◆ **Supplied records**:
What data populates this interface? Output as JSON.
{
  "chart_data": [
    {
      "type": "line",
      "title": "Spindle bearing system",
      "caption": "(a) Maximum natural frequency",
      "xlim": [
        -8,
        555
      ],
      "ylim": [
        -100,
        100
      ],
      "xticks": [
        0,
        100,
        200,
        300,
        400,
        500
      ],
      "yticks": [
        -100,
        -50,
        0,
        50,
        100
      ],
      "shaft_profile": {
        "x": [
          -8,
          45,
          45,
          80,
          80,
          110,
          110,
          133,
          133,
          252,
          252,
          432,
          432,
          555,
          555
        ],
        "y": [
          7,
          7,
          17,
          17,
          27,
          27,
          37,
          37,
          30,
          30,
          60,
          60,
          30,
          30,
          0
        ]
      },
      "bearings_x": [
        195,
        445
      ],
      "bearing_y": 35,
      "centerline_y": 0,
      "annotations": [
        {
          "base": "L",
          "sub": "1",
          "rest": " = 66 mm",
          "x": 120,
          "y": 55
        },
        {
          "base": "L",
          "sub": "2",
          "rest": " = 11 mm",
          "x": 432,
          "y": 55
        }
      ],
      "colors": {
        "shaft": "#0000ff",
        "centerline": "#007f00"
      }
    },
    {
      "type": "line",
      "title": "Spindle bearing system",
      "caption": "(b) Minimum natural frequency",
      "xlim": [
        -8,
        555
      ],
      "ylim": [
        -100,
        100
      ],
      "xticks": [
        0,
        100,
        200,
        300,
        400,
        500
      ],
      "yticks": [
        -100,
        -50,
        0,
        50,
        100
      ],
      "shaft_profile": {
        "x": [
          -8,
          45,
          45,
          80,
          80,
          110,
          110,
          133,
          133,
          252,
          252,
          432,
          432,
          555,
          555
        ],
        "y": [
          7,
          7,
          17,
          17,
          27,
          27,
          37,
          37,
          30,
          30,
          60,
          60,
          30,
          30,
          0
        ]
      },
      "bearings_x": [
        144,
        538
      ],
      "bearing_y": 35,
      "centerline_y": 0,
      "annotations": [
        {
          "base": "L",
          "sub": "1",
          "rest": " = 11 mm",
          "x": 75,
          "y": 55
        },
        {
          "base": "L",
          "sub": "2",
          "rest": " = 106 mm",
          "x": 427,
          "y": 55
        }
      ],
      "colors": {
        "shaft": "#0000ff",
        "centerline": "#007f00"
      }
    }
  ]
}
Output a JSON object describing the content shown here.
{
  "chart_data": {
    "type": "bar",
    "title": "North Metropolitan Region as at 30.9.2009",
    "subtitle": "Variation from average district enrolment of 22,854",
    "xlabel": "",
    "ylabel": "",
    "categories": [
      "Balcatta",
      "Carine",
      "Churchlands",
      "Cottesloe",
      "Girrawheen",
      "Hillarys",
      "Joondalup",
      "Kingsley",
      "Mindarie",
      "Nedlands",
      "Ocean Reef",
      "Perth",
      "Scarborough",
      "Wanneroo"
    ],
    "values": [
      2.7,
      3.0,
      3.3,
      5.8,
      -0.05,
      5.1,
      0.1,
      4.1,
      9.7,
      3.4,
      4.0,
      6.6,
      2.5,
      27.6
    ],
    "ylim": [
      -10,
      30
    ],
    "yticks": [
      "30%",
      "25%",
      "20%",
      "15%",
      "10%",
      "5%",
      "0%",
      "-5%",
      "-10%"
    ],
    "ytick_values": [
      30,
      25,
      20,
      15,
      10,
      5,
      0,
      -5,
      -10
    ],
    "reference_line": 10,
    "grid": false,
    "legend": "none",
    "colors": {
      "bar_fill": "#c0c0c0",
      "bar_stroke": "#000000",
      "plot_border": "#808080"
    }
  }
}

◆ **Short task**: Only the number is wanted: how many lines in the entries above contain the string "frequency"?

◆ **Completed exercise**: 2